+++ SUPPLIED DATA

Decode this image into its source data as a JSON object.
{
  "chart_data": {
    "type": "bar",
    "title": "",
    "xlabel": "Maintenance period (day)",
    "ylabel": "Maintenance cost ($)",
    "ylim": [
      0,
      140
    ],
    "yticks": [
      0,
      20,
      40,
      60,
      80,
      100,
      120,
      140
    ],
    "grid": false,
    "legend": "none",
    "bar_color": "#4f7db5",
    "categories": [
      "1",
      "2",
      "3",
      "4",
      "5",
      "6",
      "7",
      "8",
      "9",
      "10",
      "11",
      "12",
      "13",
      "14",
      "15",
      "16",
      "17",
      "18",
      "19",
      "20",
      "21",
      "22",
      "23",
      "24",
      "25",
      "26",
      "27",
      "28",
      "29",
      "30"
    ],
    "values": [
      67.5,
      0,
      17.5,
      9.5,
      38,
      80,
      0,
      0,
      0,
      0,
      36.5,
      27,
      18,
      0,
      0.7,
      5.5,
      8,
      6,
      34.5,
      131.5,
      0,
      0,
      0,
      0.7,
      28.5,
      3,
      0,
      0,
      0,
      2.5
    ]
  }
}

++++++

● YOUR TASK:
Repeat each record exactly. Omit nothing.

● REPLY TO THE TASK:
Decode this image into its source data as a JSON object.
{
  "chart_data": {
    "type": "bar",
    "title": "",
    "xlabel": "Maintenance period (day)",
    "ylabel": "Maintenance cost ($)",
    "ylim": [
      0,
      140
    ],
    "yticks": [
      0,
      20,
      40,
      60,
      80,
      100,
      120,
      140
    ],
    "grid": false,
    "legend": "none",
    "bar_color": "#4f7db5",
    "categories": [
      "1",
      "2",
      "3",
      "4",
      "5",
      "6",
      "7",
      "8",
      "9",
      "10",
      "11",
      "12",
      "13",
      "14",
      "15",
      "16",
      "17",
      "18",
      "19",
      "20",
      "21",
      "22",
      "23",
      "24",
      "25",
      "26",
      "27",
      "28",
      "29",
      "30"
    ],
    "values": [
      67.5,
      0,
      17.5,
      9.5,
      38,
      80,
      0,
      0,
      0,
      0,
      36.5,
      27,
      18,
      0,
      0.7,
      5.5,
      8,
      6,
      34.5,
      131.5,
      0,
      0,
      0,
      0.7,
      28.5,
      3,
      0,
      0,
      0,
      2.5
    ]
  }
}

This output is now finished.